> Text block:
=======

Nintendo 64 emulation software

Project64 is a free and open-source Nintendo 64 emulator written in the programming languages C and C++ for Microsoft Windows. This software uses a plug-in system allowing third-party groups to use their own plug-ins to implement specific components. Project64 can play Nintendo 64 games on a computer reading ROM images, either dumped from the read-only memory of a Nintendo 64 ROM cartridge or created directly on the computer as homebrew.

Project64 was considered one of the top performing emulators and the most popular Nintendo 64 emulator in 2013. The program is licensed under the GNU General Public License version 2.

==Compatibility and features==
Project64 is considered a highly compatible emulator which does not require the use of a Basic Input/Output System (BIOS). The emulator has basic features, supports multiplayer, and allows alternating the aspect ratio without cropping or quality drop.

==Development history==
Development of Project64 began in March 1998 with a small team consisting of Zilmar and others. In September 1999, Zilmar was introduced to Jabo, who was developing an N64 Emulator of his own. In December 1999, Jabo was invited to join Zilmar on a collaborative effort for Project64. Jabo initially did not intend on being the RDP/Graphics developer, having a greater interest in assembly language and the central processing unit (CPU) but found himself often working on the graphics aspects.

The authors have released certain parts of the source code for the now unsupported version 1.4. Project64k is a modified version of Project64 1.4 which provides multiplayer netplay abilities via integrating the Kaillera networking client. Players are able to join servers where multiple games may be hosted with other features remaining consistent with Project64 1.4. In July 2011, Jabo decided to stop developing Project64 and released a modified version of 1.6 with some improvements. He also stated that no more releases of the source code were going to happen. However, in April 2013, Zilmar released both Project64 2.0 and an official repository of its source code that was made available on the Project64 website making the software fully open-source and accessible to everyone. It was mentioned that a major part of the code was rewritten in this version. Then about a month later, Project64 2.1 was released. In April 2015, Project64 2.2 was released along with its source code in a GitHub repository. From May 2015 onwards Project64 2.2 was able to play 64DD disk roms. On August 1, 2016, Project64 version 2.3 was released, eventually being updated to version 2.3.2 in January 2017. On May 27, 2021, Project64 version 3.0.0 was released to celebrate its 20th anniversary.

=======

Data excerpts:
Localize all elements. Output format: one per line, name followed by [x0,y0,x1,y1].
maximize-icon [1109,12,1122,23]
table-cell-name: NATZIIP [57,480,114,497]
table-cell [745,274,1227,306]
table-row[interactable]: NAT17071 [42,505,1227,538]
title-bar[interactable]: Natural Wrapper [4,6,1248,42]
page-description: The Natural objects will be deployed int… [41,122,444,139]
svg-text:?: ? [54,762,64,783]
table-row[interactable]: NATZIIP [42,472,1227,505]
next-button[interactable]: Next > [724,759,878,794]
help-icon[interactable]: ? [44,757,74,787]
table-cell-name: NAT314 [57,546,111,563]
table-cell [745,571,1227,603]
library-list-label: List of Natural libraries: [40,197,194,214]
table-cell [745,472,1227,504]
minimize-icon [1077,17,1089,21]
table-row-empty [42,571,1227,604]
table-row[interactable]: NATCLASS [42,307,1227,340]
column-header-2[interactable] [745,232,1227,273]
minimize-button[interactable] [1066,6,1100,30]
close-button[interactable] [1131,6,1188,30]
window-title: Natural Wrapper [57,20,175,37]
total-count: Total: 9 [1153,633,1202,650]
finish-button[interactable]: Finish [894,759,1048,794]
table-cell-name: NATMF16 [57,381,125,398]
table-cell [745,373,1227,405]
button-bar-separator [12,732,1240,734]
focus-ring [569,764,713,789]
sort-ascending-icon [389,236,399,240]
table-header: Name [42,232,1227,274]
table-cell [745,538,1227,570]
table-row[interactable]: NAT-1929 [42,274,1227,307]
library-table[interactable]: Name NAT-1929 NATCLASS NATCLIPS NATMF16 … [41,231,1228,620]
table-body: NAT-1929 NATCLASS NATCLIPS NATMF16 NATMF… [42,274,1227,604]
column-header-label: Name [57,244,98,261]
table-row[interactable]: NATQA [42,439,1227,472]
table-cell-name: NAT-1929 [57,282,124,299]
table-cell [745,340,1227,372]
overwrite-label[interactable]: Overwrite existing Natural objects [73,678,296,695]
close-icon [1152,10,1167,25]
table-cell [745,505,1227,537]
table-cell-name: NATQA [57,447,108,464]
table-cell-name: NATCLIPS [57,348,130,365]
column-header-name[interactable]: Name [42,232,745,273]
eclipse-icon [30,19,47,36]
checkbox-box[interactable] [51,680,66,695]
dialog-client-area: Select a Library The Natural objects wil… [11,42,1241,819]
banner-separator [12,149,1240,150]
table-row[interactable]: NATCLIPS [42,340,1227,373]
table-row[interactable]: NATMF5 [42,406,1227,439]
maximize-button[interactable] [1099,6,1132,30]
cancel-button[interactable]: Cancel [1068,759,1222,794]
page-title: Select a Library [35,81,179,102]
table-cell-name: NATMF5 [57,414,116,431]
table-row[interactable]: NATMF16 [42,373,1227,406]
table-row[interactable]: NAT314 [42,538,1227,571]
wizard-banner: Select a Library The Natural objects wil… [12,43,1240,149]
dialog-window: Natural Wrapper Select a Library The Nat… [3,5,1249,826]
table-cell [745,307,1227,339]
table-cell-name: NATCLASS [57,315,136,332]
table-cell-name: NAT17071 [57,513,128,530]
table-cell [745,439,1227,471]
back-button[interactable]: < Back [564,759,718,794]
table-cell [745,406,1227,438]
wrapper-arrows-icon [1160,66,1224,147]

=======

> Activity list:
[1] According to the Project64 passage, when did development of the emulator begin?
[2] Reproduce the Project64 passage word for word, starting at "Project64 is a" and ending at "computer as homebrew.".

> Results:
[1] March 1998

[2]
Project64 is a free and open-source Nintendo 64 emulator written in the programming languages C and C++ for Microsoft Windows. This software uses a plug-in system allowing third-party groups to use their own plug-ins to implement specific components. Project64 can play Nintendo 64 games on a computer reading ROM images, either dumped from the read-only memory of a Nintendo 64 ROM cartridge or created directly on the computer as homebrew.